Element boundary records
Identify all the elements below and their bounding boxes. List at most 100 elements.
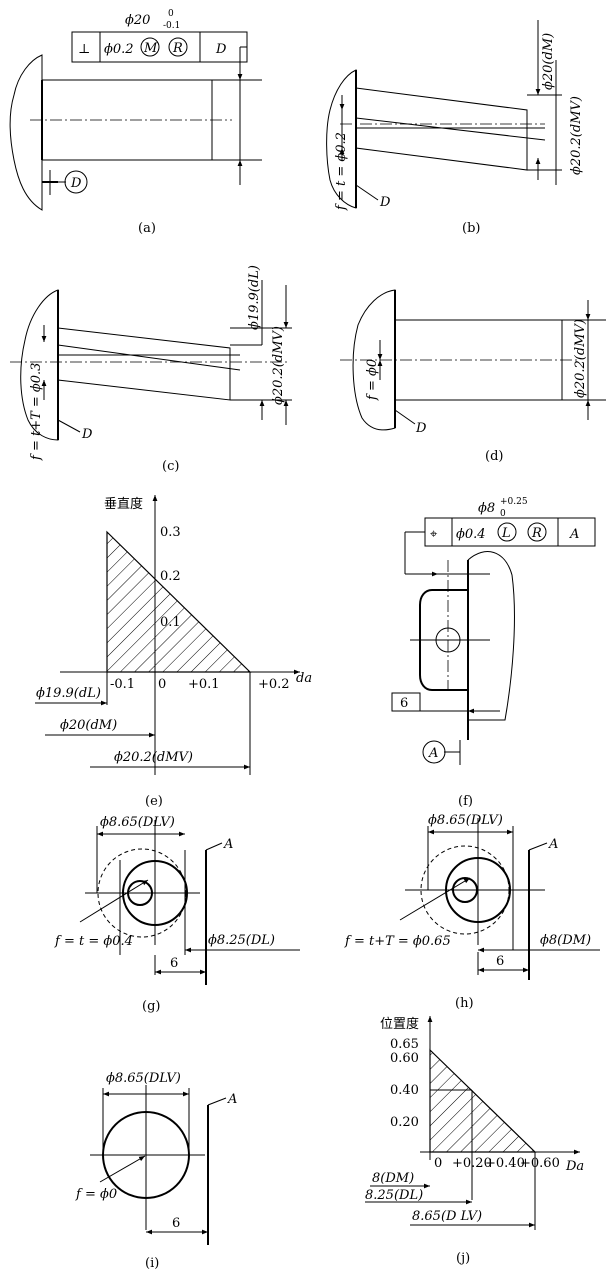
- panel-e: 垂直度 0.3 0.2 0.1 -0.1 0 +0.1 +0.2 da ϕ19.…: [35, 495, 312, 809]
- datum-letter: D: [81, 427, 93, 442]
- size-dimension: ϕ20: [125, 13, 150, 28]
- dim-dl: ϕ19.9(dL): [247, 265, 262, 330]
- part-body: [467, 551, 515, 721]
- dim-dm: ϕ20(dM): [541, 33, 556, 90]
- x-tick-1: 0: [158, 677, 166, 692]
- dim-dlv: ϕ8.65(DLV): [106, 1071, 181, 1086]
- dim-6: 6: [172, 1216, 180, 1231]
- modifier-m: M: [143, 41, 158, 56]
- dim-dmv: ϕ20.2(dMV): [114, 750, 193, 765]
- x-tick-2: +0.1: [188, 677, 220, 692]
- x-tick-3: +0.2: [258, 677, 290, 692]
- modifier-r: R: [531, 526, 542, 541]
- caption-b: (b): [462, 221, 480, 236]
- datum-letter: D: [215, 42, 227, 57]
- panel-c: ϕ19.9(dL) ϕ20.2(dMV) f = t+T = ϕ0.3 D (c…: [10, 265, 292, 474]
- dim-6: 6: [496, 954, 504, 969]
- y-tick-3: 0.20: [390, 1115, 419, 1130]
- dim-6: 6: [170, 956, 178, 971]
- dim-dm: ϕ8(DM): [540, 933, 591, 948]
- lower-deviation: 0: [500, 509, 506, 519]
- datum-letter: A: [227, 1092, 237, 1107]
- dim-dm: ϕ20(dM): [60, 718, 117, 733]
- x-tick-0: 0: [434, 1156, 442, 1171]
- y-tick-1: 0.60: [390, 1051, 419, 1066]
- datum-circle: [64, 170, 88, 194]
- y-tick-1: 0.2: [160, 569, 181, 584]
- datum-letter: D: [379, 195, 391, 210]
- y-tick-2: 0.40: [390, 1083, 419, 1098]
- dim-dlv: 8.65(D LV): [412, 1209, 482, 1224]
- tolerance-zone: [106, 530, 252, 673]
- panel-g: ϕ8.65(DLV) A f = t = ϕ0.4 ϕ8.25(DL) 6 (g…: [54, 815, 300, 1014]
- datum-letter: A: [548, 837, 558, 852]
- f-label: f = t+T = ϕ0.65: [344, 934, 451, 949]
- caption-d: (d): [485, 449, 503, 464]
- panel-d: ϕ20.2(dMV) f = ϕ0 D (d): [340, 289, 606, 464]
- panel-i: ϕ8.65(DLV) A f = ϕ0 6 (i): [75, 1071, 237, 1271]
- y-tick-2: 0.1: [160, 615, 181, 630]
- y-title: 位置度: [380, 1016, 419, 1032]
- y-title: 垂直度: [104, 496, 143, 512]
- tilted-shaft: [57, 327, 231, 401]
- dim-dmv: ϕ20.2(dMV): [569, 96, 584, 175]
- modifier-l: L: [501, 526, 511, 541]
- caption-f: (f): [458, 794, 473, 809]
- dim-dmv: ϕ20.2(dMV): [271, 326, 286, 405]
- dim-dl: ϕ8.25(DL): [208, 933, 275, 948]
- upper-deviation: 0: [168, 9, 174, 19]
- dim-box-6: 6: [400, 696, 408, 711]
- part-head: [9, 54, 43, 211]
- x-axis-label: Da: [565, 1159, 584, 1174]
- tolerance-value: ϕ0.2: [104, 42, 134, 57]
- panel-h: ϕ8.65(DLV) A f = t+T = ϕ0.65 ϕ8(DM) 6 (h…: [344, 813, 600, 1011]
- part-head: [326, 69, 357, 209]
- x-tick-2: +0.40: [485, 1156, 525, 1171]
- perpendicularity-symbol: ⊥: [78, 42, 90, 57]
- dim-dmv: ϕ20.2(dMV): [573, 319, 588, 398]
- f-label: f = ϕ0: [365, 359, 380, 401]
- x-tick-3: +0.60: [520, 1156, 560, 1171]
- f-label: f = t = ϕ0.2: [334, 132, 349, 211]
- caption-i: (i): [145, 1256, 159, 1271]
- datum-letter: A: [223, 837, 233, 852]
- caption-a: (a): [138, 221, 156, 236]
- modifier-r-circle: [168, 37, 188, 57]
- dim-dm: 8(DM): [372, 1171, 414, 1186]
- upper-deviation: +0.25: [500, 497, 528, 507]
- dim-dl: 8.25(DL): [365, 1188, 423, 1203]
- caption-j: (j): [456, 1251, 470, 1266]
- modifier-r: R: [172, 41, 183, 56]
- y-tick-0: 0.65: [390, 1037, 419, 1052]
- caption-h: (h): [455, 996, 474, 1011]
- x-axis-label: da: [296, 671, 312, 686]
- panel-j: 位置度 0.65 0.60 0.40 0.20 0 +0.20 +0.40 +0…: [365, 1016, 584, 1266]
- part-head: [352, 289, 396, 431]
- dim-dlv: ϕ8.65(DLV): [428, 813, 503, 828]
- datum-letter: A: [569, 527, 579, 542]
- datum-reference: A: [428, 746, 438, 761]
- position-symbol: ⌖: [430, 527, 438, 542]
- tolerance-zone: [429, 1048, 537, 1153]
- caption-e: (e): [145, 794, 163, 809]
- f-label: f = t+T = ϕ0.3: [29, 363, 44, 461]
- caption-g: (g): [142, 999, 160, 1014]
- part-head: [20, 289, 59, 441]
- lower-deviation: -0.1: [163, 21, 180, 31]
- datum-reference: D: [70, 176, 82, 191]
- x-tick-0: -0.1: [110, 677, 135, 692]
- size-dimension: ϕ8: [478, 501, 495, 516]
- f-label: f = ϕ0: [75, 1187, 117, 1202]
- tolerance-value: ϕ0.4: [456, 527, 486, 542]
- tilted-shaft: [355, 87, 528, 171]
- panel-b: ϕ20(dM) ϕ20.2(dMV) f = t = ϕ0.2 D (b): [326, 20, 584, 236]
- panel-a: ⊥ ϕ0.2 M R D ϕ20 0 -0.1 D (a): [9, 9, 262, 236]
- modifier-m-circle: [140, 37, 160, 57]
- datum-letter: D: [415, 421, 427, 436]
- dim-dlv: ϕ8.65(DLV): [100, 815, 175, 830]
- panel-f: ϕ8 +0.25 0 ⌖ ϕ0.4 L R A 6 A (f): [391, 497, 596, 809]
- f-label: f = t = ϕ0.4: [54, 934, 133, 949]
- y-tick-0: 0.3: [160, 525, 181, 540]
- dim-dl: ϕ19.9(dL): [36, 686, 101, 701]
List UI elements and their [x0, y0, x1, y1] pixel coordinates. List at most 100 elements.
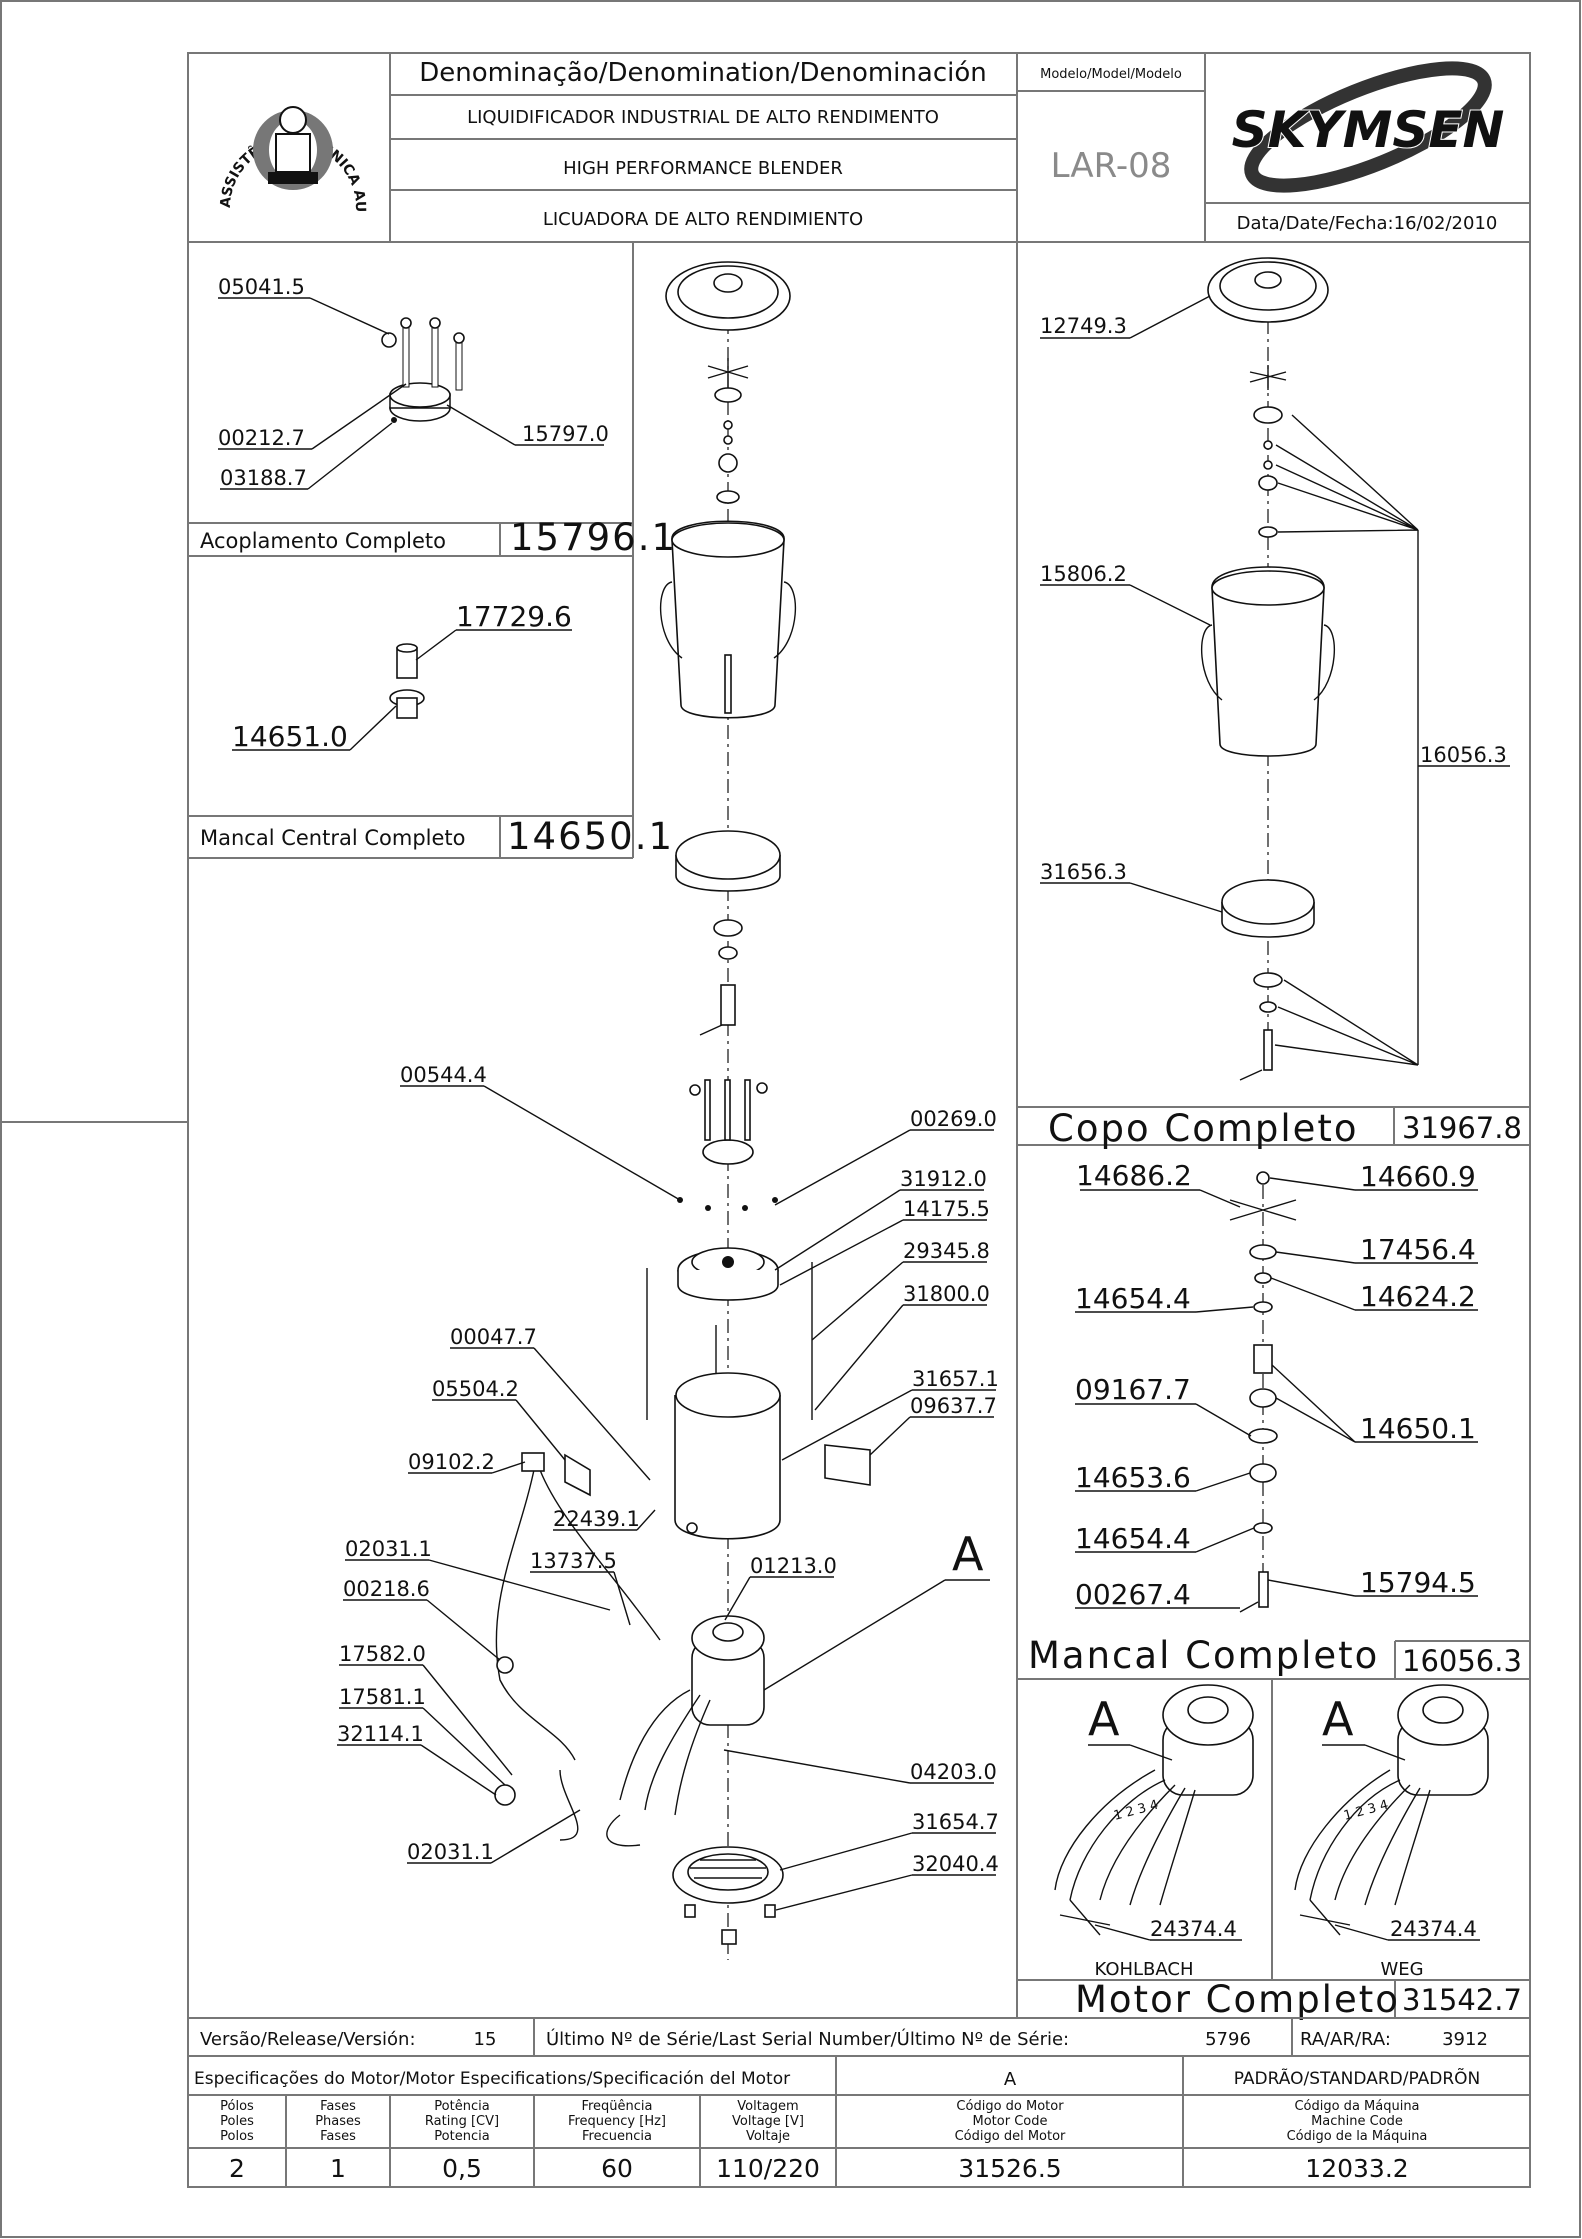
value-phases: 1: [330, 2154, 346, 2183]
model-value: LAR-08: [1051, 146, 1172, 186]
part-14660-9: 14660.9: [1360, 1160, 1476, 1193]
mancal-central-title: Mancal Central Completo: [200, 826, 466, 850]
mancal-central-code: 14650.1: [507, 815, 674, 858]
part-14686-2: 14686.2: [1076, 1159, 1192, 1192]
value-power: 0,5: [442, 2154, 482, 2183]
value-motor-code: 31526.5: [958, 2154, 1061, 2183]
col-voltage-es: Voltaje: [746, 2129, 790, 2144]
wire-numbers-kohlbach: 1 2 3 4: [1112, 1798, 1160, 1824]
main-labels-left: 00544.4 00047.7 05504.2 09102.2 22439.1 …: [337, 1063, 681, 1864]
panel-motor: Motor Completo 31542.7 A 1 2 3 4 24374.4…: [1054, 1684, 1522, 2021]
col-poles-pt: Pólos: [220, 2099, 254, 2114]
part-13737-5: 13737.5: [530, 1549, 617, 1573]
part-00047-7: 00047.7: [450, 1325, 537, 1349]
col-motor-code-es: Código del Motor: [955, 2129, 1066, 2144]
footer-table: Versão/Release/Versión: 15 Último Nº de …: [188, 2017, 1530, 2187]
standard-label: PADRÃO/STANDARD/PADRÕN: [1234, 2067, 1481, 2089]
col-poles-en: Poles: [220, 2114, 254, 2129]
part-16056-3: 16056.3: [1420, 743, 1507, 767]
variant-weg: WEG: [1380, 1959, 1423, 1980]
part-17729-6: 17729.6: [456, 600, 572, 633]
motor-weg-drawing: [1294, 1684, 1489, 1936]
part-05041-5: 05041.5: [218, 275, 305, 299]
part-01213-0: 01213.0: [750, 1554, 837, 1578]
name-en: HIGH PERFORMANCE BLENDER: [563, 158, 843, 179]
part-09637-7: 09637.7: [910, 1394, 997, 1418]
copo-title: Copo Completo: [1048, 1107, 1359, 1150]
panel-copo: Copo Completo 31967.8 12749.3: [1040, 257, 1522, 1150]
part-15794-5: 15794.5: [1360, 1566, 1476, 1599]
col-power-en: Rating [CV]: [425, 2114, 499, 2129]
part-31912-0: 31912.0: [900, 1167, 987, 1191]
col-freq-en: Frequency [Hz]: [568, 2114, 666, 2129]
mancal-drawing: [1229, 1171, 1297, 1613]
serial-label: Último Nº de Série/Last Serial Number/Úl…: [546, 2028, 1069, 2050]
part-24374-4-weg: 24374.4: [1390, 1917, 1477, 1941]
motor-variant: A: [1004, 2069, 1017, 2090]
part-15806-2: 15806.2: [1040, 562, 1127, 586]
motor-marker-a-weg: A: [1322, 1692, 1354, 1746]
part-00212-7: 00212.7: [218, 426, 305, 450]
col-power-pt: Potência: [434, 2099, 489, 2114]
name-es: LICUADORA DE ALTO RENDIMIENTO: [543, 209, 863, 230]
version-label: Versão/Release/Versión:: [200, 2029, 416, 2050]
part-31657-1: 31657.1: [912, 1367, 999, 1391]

Short exercise —
Copy out the lines of the records exactly, from the line containing "- panel-e: 垂直度" down to the line containing "- dim-6: 6: [172, 1216, 180, 1231]", with both of those lines included.

Response to the task —
- panel-e: 垂直度 0.3 0.2 0.1 -0.1 0 +0.1 +0.2 da ϕ19.…: [35, 495, 312, 809]
- datum-letter: D: [81, 427, 93, 442]
- size-dimension: ϕ20: [125, 13, 150, 28]
- dim-dl: ϕ19.9(dL): [247, 265, 262, 330]
- part-body: [467, 551, 515, 721]
- dim-dm: ϕ20(dM): [541, 33, 556, 90]
- x-tick-1: 0: [158, 677, 166, 692]
- dim-dlv: ϕ8.65(DLV): [106, 1071, 181, 1086]
- dim-6: 6: [172, 1216, 180, 1231]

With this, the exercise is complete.